Will you pull every line from the items below and repeat each one verbatim?

-------- Provided data --------

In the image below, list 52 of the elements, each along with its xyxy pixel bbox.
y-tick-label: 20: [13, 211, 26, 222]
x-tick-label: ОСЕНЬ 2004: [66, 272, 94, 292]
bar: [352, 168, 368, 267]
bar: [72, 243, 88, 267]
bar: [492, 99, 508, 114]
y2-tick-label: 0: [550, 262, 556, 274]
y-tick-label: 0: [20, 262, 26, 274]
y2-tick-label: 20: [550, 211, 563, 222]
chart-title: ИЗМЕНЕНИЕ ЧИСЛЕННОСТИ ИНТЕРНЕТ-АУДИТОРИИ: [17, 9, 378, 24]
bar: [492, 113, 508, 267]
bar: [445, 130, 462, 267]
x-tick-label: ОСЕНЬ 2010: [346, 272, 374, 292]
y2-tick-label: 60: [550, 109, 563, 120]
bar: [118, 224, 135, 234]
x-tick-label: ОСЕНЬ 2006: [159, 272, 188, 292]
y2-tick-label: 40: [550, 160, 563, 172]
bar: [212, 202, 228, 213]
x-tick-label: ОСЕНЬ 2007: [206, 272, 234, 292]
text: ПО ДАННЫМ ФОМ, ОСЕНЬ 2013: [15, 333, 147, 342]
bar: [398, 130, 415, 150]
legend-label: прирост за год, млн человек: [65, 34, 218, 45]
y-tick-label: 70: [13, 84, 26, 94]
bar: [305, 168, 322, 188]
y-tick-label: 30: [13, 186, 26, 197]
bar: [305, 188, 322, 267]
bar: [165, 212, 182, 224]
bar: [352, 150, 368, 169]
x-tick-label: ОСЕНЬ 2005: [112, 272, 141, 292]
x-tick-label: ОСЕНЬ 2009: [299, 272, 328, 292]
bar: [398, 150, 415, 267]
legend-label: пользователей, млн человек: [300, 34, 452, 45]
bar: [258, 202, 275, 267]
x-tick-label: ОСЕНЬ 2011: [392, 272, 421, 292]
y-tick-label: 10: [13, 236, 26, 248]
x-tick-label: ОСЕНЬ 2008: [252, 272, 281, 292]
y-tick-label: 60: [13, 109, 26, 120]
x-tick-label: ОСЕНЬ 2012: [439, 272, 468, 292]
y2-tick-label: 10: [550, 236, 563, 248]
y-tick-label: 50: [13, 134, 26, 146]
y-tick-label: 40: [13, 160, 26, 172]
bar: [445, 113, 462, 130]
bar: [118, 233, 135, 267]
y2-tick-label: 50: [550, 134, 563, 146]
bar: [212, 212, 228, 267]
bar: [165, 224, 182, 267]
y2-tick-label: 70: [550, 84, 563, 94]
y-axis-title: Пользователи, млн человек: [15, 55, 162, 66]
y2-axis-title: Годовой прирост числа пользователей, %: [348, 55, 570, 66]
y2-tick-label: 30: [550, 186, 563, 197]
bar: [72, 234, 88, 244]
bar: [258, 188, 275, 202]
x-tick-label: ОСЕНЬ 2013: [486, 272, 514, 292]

--------

Exercise response »
In the image below, list 52 of the elements, each along with its xyxy pixel bbox.
y-tick-label: 20: [13, 211, 26, 222]
x-tick-label: ОСЕНЬ 2004: [66, 272, 94, 292]
bar: [352, 168, 368, 267]
bar: [72, 243, 88, 267]
bar: [492, 99, 508, 114]
y2-tick-label: 0: [550, 262, 556, 274]
y-tick-label: 0: [20, 262, 26, 274]
y2-tick-label: 20: [550, 211, 563, 222]
chart-title: ИЗМЕНЕНИЕ ЧИСЛЕННОСТИ ИНТЕРНЕТ-АУДИТОРИИ: [17, 9, 378, 24]
bar: [492, 113, 508, 267]
bar: [445, 130, 462, 267]
x-tick-label: ОСЕНЬ 2010: [346, 272, 374, 292]
y2-tick-label: 60: [550, 109, 563, 120]
bar: [118, 224, 135, 234]
x-tick-label: ОСЕНЬ 2006: [159, 272, 188, 292]
y2-tick-label: 40: [550, 160, 563, 172]
bar: [212, 202, 228, 213]
x-tick-label: ОСЕНЬ 2007: [206, 272, 234, 292]
text: ПО ДАННЫМ ФОМ, ОСЕНЬ 2013: [15, 333, 147, 342]
bar: [398, 130, 415, 150]
legend-label: прирост за год, млн человек: [65, 34, 218, 45]
y-tick-label: 70: [13, 84, 26, 94]
bar: [305, 168, 322, 188]
y-tick-label: 30: [13, 186, 26, 197]
bar: [305, 188, 322, 267]
bar: [165, 212, 182, 224]
bar: [352, 150, 368, 169]
x-tick-label: ОСЕНЬ 2005: [112, 272, 141, 292]
x-tick-label: ОСЕНЬ 2009: [299, 272, 328, 292]
bar: [398, 150, 415, 267]
legend-label: пользователей, млн человек: [300, 34, 452, 45]
bar: [258, 202, 275, 267]
x-tick-label: ОСЕНЬ 2011: [392, 272, 421, 292]
y-tick-label: 10: [13, 236, 26, 248]
x-tick-label: ОСЕНЬ 2008: [252, 272, 281, 292]
y-tick-label: 60: [13, 109, 26, 120]
x-tick-label: ОСЕНЬ 2012: [439, 272, 468, 292]
y2-tick-label: 10: [550, 236, 563, 248]
y-tick-label: 50: [13, 134, 26, 146]
y-tick-label: 40: [13, 160, 26, 172]
bar: [445, 113, 462, 130]
bar: [118, 233, 135, 267]
y2-tick-label: 50: [550, 134, 563, 146]
bar: [212, 212, 228, 267]
bar: [165, 224, 182, 267]
y2-tick-label: 70: [550, 84, 563, 94]
y-axis-title: Пользователи, млн человек: [15, 55, 162, 66]
y2-axis-title: Годовой прирост числа пользователей, %: [348, 55, 570, 66]
y2-tick-label: 30: [550, 186, 563, 197]
bar: [72, 234, 88, 244]
bar: [258, 188, 275, 202]
x-tick-label: ОСЕНЬ 2013: [486, 272, 514, 292]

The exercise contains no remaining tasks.